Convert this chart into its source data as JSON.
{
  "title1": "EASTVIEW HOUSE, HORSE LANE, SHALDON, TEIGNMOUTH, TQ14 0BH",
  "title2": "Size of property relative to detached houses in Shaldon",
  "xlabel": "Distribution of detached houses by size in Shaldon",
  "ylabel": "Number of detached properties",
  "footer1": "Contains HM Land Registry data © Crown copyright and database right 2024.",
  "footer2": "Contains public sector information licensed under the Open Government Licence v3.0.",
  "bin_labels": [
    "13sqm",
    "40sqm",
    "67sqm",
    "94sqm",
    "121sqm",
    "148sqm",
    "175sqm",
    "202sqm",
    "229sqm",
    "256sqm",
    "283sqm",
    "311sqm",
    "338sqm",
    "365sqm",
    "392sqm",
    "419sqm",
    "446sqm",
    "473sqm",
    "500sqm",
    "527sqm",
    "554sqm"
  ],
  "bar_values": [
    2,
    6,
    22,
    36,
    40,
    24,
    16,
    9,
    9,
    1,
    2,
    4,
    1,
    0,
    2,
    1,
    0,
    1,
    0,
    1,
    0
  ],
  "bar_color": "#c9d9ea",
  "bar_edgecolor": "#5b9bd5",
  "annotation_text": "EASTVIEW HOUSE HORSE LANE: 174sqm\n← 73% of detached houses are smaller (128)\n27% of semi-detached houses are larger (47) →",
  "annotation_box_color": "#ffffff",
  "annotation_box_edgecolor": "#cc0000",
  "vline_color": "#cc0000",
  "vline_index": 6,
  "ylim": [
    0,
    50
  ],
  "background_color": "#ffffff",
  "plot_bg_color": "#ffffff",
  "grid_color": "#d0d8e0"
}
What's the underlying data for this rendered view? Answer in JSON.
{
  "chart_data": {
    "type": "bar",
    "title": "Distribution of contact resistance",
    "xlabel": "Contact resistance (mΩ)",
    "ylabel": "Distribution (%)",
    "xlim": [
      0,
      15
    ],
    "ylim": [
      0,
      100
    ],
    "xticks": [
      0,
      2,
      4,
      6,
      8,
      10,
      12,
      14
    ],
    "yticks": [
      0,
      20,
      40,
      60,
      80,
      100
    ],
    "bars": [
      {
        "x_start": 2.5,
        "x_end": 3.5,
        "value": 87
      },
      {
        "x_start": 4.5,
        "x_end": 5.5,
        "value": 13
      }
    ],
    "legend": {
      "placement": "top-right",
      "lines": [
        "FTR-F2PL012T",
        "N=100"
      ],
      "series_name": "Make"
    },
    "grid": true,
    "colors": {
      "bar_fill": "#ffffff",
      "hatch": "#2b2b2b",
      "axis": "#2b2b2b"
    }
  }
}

::::::

§ DIRECTIVE: Report all lines of the material that contain the word "ffffff".

§ TASK RESPONSE:
  "annotation_box_color": "#ffffff",
  "background_color": "#ffffff",
  "plot_bg_color": "#ffffff",
      "bar_fill": "#ffffff",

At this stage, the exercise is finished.